- TASK DIRECTIONS -
Transcribe each record below word for word.

- DATA EXTRACT -
↓↓↓

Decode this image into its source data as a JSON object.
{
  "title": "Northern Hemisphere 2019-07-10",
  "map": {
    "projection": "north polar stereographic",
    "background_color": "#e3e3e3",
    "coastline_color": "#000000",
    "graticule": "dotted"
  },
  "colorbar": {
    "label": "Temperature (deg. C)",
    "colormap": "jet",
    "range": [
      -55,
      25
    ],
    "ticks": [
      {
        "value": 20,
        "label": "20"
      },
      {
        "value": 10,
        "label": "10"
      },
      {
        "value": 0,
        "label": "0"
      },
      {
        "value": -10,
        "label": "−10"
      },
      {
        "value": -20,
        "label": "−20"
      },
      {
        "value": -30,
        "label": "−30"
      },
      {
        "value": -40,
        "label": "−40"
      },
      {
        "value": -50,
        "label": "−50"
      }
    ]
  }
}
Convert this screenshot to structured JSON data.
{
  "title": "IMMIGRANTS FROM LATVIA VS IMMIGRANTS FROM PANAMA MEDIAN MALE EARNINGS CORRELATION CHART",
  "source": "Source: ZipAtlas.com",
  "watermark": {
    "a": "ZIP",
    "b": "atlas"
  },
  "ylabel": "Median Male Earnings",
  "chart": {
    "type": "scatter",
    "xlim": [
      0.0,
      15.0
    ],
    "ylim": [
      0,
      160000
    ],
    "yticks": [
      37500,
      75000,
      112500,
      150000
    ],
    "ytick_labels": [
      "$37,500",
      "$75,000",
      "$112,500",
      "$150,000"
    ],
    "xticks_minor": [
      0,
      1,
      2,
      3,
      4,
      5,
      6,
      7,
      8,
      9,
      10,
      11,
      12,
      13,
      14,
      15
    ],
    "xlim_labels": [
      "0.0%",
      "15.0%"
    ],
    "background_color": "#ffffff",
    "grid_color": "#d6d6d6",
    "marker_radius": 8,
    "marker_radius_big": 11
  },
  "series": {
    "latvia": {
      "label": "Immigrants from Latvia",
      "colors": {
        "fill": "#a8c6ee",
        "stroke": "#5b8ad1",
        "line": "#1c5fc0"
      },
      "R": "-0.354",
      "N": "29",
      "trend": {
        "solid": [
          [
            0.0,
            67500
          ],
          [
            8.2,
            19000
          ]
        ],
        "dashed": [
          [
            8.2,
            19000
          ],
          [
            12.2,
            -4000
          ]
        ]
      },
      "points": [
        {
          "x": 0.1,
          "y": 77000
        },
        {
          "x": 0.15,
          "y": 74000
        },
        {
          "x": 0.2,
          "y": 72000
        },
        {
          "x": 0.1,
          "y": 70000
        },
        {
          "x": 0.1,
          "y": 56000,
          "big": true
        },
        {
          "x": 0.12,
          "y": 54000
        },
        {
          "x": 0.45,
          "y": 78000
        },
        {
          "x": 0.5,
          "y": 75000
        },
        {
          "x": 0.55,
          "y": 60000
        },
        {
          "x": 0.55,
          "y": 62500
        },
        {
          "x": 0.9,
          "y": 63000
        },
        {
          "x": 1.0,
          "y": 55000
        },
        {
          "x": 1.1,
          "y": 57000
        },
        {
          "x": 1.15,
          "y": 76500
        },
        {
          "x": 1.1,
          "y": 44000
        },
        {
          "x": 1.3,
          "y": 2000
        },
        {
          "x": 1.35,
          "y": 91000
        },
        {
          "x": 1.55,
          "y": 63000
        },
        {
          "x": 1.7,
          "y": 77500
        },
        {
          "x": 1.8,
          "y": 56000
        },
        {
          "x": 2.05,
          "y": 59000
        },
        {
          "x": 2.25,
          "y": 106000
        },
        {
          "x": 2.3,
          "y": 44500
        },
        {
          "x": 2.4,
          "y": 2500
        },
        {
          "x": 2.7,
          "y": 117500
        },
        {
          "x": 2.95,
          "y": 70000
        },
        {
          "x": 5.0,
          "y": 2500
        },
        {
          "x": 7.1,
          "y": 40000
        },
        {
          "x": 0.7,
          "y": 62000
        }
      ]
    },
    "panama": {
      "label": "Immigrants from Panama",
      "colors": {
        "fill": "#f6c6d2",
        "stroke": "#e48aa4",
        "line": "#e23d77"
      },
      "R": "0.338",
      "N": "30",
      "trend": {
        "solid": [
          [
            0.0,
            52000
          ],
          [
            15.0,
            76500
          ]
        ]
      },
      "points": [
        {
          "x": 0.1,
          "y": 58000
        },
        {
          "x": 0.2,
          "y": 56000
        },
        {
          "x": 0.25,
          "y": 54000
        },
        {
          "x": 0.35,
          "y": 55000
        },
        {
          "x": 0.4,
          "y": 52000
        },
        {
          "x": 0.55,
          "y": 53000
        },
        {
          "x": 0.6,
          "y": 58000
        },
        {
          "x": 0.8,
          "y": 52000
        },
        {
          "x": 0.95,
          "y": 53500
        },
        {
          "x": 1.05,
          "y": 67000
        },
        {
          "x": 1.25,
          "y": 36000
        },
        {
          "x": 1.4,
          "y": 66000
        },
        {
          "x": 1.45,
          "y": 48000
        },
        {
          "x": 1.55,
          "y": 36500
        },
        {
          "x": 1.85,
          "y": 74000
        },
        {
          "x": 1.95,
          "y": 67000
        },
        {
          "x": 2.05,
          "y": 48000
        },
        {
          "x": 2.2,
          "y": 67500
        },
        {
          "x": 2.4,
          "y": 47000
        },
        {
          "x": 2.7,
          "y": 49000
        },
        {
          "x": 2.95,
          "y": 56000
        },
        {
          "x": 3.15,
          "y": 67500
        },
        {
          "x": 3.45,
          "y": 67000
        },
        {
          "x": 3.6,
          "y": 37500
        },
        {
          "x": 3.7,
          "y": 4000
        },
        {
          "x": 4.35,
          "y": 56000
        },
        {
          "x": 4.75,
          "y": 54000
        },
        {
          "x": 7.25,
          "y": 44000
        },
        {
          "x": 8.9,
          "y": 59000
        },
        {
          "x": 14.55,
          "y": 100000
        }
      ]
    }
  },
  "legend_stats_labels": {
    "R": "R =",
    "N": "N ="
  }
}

↑↑↑

- THE REPLY -
Decode this image into its source data as a JSON object.
{
  "title": "Northern Hemisphere 2019-07-10",
  "map": {
    "projection": "north polar stereographic",
    "background_color": "#e3e3e3",
    "coastline_color": "#000000",
    "graticule": "dotted"
  },
  "colorbar": {
    "label": "Temperature (deg. C)",
    "colormap": "jet",
    "range": [
      -55,
      25
    ],
    "ticks": [
      {
        "value": 20,
        "label": "20"
      },
      {
        "value": 10,
        "label": "10"
      },
      {
        "value": 0,
        "label": "0"
      },
      {
        "value": -10,
        "label": "−10"
      },
      {
        "value": -20,
        "label": "−20"
      },
      {
        "value": -30,
        "label": "−30"
      },
      {
        "value": -40,
        "label": "−40"
      },
      {
        "value": -50,
        "label": "−50"
      }
    ]
  }
}
Convert this screenshot to structured JSON data.
{
  "title": "IMMIGRANTS FROM LATVIA VS IMMIGRANTS FROM PANAMA MEDIAN MALE EARNINGS CORRELATION CHART",
  "source": "Source: ZipAtlas.com",
  "watermark": {
    "a": "ZIP",
    "b": "atlas"
  },
  "ylabel": "Median Male Earnings",
  "chart": {
    "type": "scatter",
    "xlim": [
      0.0,
      15.0
    ],
    "ylim": [
      0,
      160000
    ],
    "yticks": [
      37500,
      75000,
      112500,
      150000
    ],
    "ytick_labels": [
      "$37,500",
      "$75,000",
      "$112,500",
      "$150,000"
    ],
    "xticks_minor": [
      0,
      1,
      2,
      3,
      4,
      5,
      6,
      7,
      8,
      9,
      10,
      11,
      12,
      13,
      14,
      15
    ],
    "xlim_labels": [
      "0.0%",
      "15.0%"
    ],
    "background_color": "#ffffff",
    "grid_color": "#d6d6d6",
    "marker_radius": 8,
    "marker_radius_big": 11
  },
  "series": {
    "latvia": {
      "label": "Immigrants from Latvia",
      "colors": {
        "fill": "#a8c6ee",
        "stroke": "#5b8ad1",
        "line": "#1c5fc0"
      },
      "R": "-0.354",
      "N": "29",
      "trend": {
        "solid": [
          [
            0.0,
            67500
          ],
          [
            8.2,
            19000
          ]
        ],
        "dashed": [
          [
            8.2,
            19000
          ],
          [
            12.2,
            -4000
          ]
        ]
      },
      "points": [
        {
          "x": 0.1,
          "y": 77000
        },
        {
          "x": 0.15,
          "y": 74000
        },
        {
          "x": 0.2,
          "y": 72000
        },
        {
          "x": 0.1,
          "y": 70000
        },
        {
          "x": 0.1,
          "y": 56000,
          "big": true
        },
        {
          "x": 0.12,
          "y": 54000
        },
        {
          "x": 0.45,
          "y": 78000
        },
        {
          "x": 0.5,
          "y": 75000
        },
        {
          "x": 0.55,
          "y": 60000
        },
        {
          "x": 0.55,
          "y": 62500
        },
        {
          "x": 0.9,
          "y": 63000
        },
        {
          "x": 1.0,
          "y": 55000
        },
        {
          "x": 1.1,
          "y": 57000
        },
        {
          "x": 1.15,
          "y": 76500
        },
        {
          "x": 1.1,
          "y": 44000
        },
        {
          "x": 1.3,
          "y": 2000
        },
        {
          "x": 1.35,
          "y": 91000
        },
        {
          "x": 1.55,
          "y": 63000
        },
        {
          "x": 1.7,
          "y": 77500
        },
        {
          "x": 1.8,
          "y": 56000
        },
        {
          "x": 2.05,
          "y": 59000
        },
        {
          "x": 2.25,
          "y": 106000
        },
        {
          "x": 2.3,
          "y": 44500
        },
        {
          "x": 2.4,
          "y": 2500
        },
        {
          "x": 2.7,
          "y": 117500
        },
        {
          "x": 2.95,
          "y": 70000
        },
        {
          "x": 5.0,
          "y": 2500
        },
        {
          "x": 7.1,
          "y": 40000
        },
        {
          "x": 0.7,
          "y": 62000
        }
      ]
    },
    "panama": {
      "label": "Immigrants from Panama",
      "colors": {
        "fill": "#f6c6d2",
        "stroke": "#e48aa4",
        "line": "#e23d77"
      },
      "R": "0.338",
      "N": "30",
      "trend": {
        "solid": [
          [
            0.0,
            52000
          ],
          [
            15.0,
            76500
          ]
        ]
      },
      "points": [
        {
          "x": 0.1,
          "y": 58000
        },
        {
          "x": 0.2,
          "y": 56000
        },
        {
          "x": 0.25,
          "y": 54000
        },
        {
          "x": 0.35,
          "y": 55000
        },
        {
          "x": 0.4,
          "y": 52000
        },
        {
          "x": 0.55,
          "y": 53000
        },
        {
          "x": 0.6,
          "y": 58000
        },
        {
          "x": 0.8,
          "y": 52000
        },
        {
          "x": 0.95,
          "y": 53500
        },
        {
          "x": 1.05,
          "y": 67000
        },
        {
          "x": 1.25,
          "y": 36000
        },
        {
          "x": 1.4,
          "y": 66000
        },
        {
          "x": 1.45,
          "y": 48000
        },
        {
          "x": 1.55,
          "y": 36500
        },
        {
          "x": 1.85,
          "y": 74000
        },
        {
          "x": 1.95,
          "y": 67000
        },
        {
          "x": 2.05,
          "y": 48000
        },
        {
          "x": 2.2,
          "y": 67500
        },
        {
          "x": 2.4,
          "y": 47000
        },
        {
          "x": 2.7,
          "y": 49000
        },
        {
          "x": 2.95,
          "y": 56000
        },
        {
          "x": 3.15,
          "y": 67500
        },
        {
          "x": 3.45,
          "y": 67000
        },
        {
          "x": 3.6,
          "y": 37500
        },
        {
          "x": 3.7,
          "y": 4000
        },
        {
          "x": 4.35,
          "y": 56000
        },
        {
          "x": 4.75,
          "y": 54000
        },
        {
          "x": 7.25,
          "y": 44000
        },
        {
          "x": 8.9,
          "y": 59000
        },
        {
          "x": 14.55,
          "y": 100000
        }
      ]
    }
  },
  "legend_stats_labels": {
    "R": "R =",
    "N": "N ="
  }
}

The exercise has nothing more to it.